Given instruction:
Find each line with "Density" and copy it.

Dataset records on visual material:
::::::::

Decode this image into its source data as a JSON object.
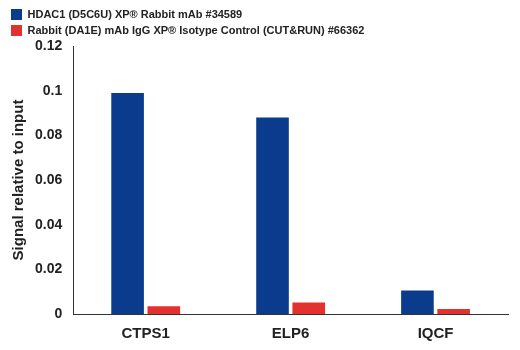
{
  "chart_data": {
    "type": "bar",
    "y_label": "Signal relative to input",
    "categories": [
      "CTPS1",
      "ELP6",
      "IQCF"
    ],
    "series": [
      {
        "name": "HDAC1 (D5C6U) XP® Rabbit mAb #34589",
        "color": "#0b3b8c",
        "values": [
          0.099,
          0.088,
          0.0105
        ]
      },
      {
        "name": "Rabbit (DA1E) mAb IgG XP® Isotype Control (CUT&RUN) #66362",
        "color": "#e2312f",
        "values": [
          0.0035,
          0.0052,
          0.0022
        ]
      }
    ],
    "ylim": [
      0,
      0.12
    ],
    "yticks": [
      0,
      0.02,
      0.04,
      0.06,
      0.08,
      0.1,
      0.12
    ],
    "grid": false,
    "legend": "top-left"
  }
}
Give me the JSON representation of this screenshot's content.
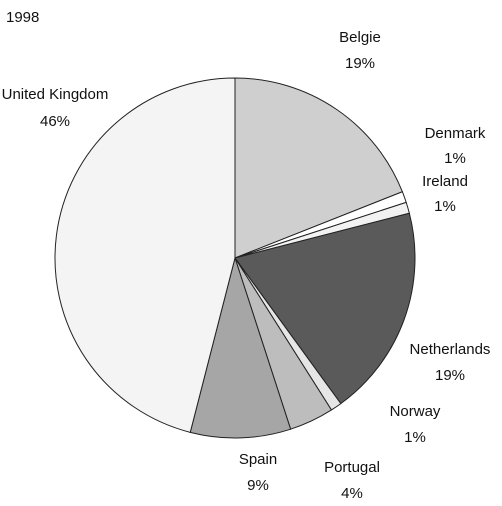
{
  "chart_data": {
    "type": "pie",
    "title": "1998",
    "categories": [
      "Belgie",
      "Denmark",
      "Ireland",
      "Netherlands",
      "Norway",
      "Portugal",
      "Spain",
      "United Kingdom"
    ],
    "values": [
      19,
      1,
      1,
      19,
      1,
      4,
      9,
      46
    ],
    "value_labels": [
      "19%",
      "1%",
      "1%",
      "19%",
      "1%",
      "4%",
      "9%",
      "46%"
    ],
    "colors": [
      "#cfcfcf",
      "#ffffff",
      "#f2f2f2",
      "#5a5a5a",
      "#e6e6e6",
      "#bdbdbd",
      "#a6a6a6",
      "#f4f4f4"
    ]
  }
}
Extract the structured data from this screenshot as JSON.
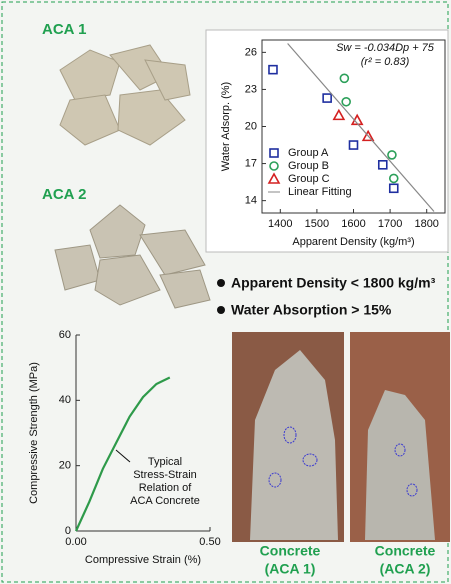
{
  "labels": {
    "aca1": "ACA 1",
    "aca2": "ACA 2",
    "bullets": [
      "Apparent Density < 1800 kg/m³",
      "Water Absorption > 15%"
    ],
    "photos": [
      {
        "title": "Concrete",
        "subtitle": "(ACA 1)"
      },
      {
        "title": "Concrete",
        "subtitle": "(ACA 2)"
      }
    ]
  },
  "chart_data": [
    {
      "type": "scatter",
      "xlabel": "Apparent Density (kg/m³)",
      "ylabel": "Water Adsorp. (%)",
      "annotations": [
        "Sw = -0.034Dp + 75",
        "(r² = 0.83)"
      ],
      "xlim": [
        1350,
        1850
      ],
      "xticks": [
        1400,
        1500,
        1600,
        1700,
        1800
      ],
      "ylim": [
        13,
        27
      ],
      "yticks": [
        14,
        17,
        20,
        23,
        26
      ],
      "legend": "lower left",
      "series": [
        {
          "name": "Group A",
          "color": "#1f2fa0",
          "marker": "square",
          "x": [
            1380,
            1528,
            1600,
            1680,
            1710
          ],
          "values": [
            24.6,
            22.3,
            18.5,
            16.9,
            15.0
          ]
        },
        {
          "name": "Group B",
          "color": "#2ca05a",
          "marker": "circle",
          "x": [
            1575,
            1580,
            1705,
            1710
          ],
          "values": [
            23.9,
            22.0,
            17.7,
            15.8
          ]
        },
        {
          "name": "Group C",
          "color": "#d42020",
          "marker": "triangle",
          "x": [
            1560,
            1610,
            1640
          ],
          "values": [
            20.9,
            20.5,
            19.2
          ]
        },
        {
          "name": "Linear Fitting",
          "color": "#888888",
          "marker": "line",
          "x": [
            1420,
            1820
          ],
          "values": [
            26.72,
            13.12
          ]
        }
      ]
    },
    {
      "type": "line",
      "xlabel": "Compressive Strain (%)",
      "ylabel": "Compressive Strength (MPa)",
      "annotations": [
        "Typical",
        "Stress-Strain",
        "Relation of",
        "ACA Concrete"
      ],
      "xlim": [
        0,
        0.5
      ],
      "xticks": [
        {
          "value": 0,
          "label": "0.00"
        },
        {
          "value": 0.5,
          "label": "0.50"
        }
      ],
      "ylim": [
        0,
        60
      ],
      "yticks": [
        0,
        20,
        40,
        60
      ],
      "series": [
        {
          "name": "ACA Concrete",
          "color": "#2e9a4a",
          "x": [
            0,
            0.05,
            0.1,
            0.15,
            0.2,
            0.25,
            0.3,
            0.35
          ],
          "values": [
            0,
            9,
            19,
            27,
            35,
            41,
            45,
            47
          ]
        }
      ]
    }
  ]
}
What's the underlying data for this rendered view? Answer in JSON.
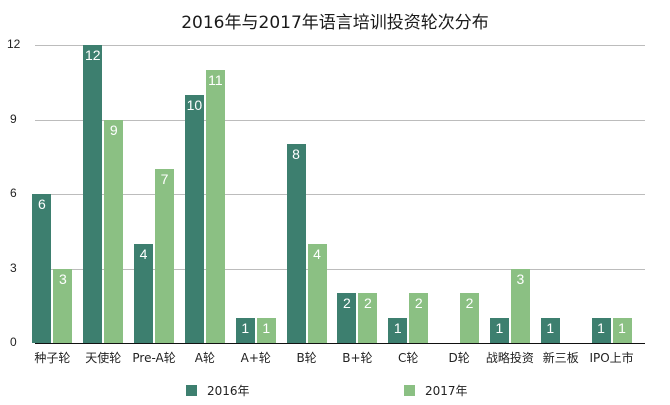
{
  "chart_data": {
    "type": "bar",
    "title": "2016年与2017年语言培训投资轮次分布",
    "xlabel": "",
    "ylabel": "",
    "ylim": [
      0,
      12
    ],
    "yticks": [
      0,
      3,
      6,
      9,
      12
    ],
    "grid": true,
    "legend_position": "bottom",
    "categories": [
      "种子轮",
      "天使轮",
      "Pre-A轮",
      "A轮",
      "A+轮",
      "B轮",
      "B+轮",
      "C轮",
      "D轮",
      "战略投资",
      "新三板",
      "IPO上市"
    ],
    "series": [
      {
        "name": "2016年",
        "color": "#3d7f6f",
        "values": [
          6,
          12,
          4,
          10,
          1,
          8,
          2,
          1,
          0,
          1,
          1,
          1
        ]
      },
      {
        "name": "2017年",
        "color": "#8bc083",
        "values": [
          3,
          9,
          7,
          11,
          1,
          4,
          2,
          2,
          2,
          3,
          0,
          1
        ]
      }
    ]
  }
}
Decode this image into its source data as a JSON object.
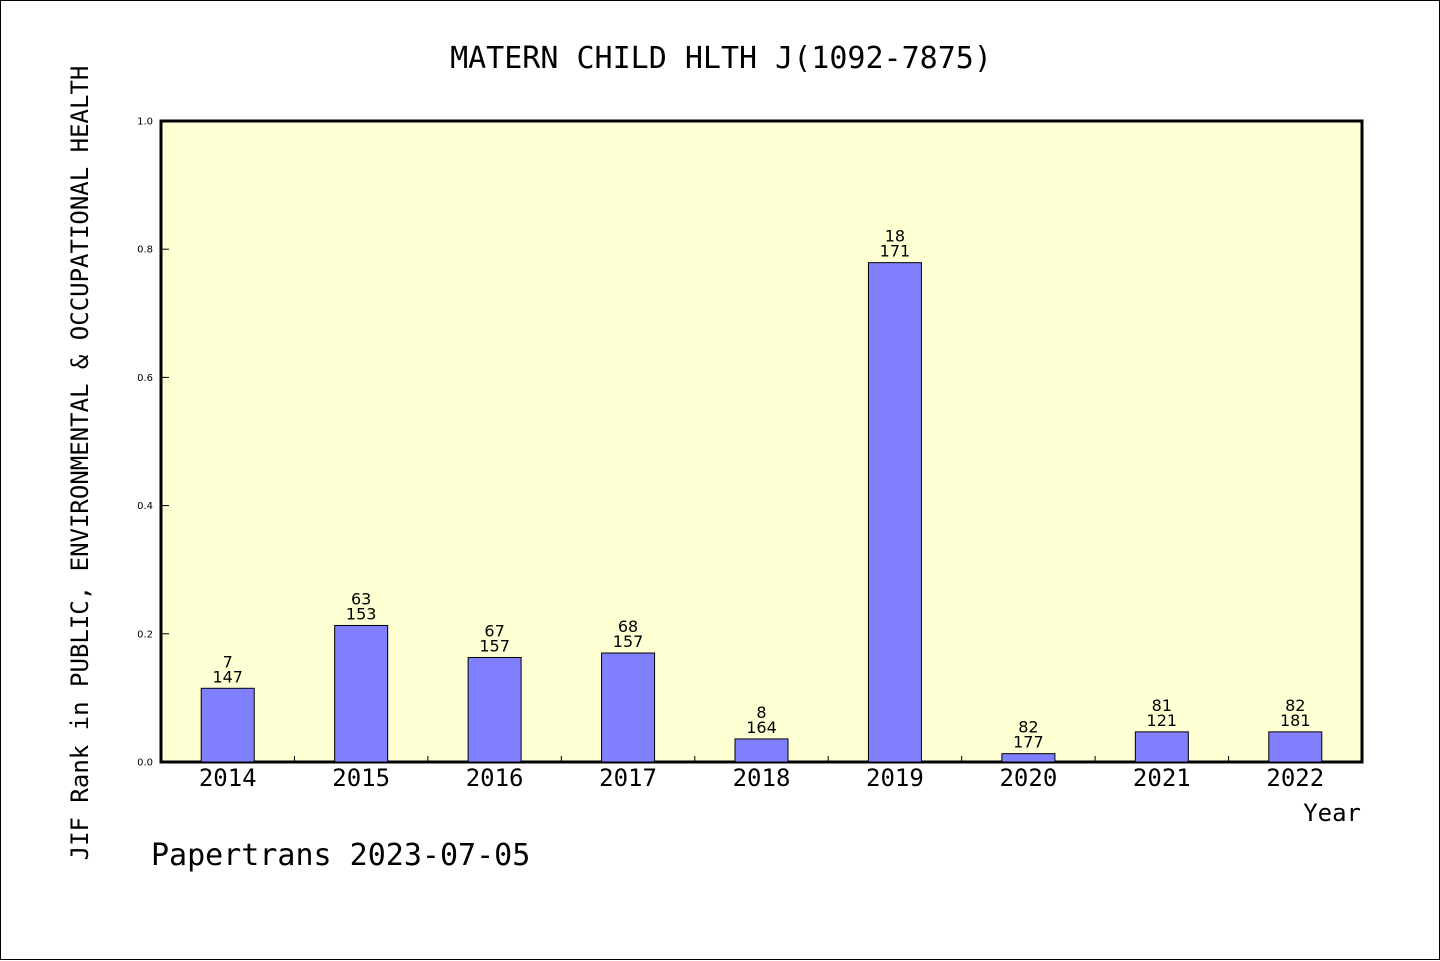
{
  "chart_data": {
    "type": "bar",
    "title": "MATERN CHILD HLTH J(1092-7875)",
    "xlabel": "Year",
    "ylabel": "JIF Rank in PUBLIC, ENVIRONMENTAL & OCCUPATIONAL HEALTH",
    "ylim": [
      0,
      1.0
    ],
    "yticks": [
      "0.0",
      "0.2",
      "0.4",
      "0.6",
      "0.8",
      "1.0"
    ],
    "categories": [
      "2014",
      "2015",
      "2016",
      "2017",
      "2018",
      "2019",
      "2020",
      "2021",
      "2022"
    ],
    "values": [
      0.115,
      0.213,
      0.163,
      0.17,
      0.036,
      0.779,
      0.013,
      0.047,
      0.047
    ],
    "rank_labels": [
      "7",
      "63",
      "67",
      "68",
      "8",
      "18",
      "82",
      "81",
      "82"
    ],
    "total_labels": [
      "147",
      "153",
      "157",
      "157",
      "164",
      "171",
      "177",
      "121",
      "181"
    ],
    "grid": false,
    "colors": {
      "plot_bg": "#ffffd4",
      "bar_fill": "#8080ff",
      "bar_stroke": "#000000"
    }
  },
  "footer": {
    "source": "Papertrans 2023-07-05"
  }
}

::::::::

Answer to the exercise:
      "Apparent Density < 1800 kg/m³",
      "xlabel": "Apparent Density (kg/m³)",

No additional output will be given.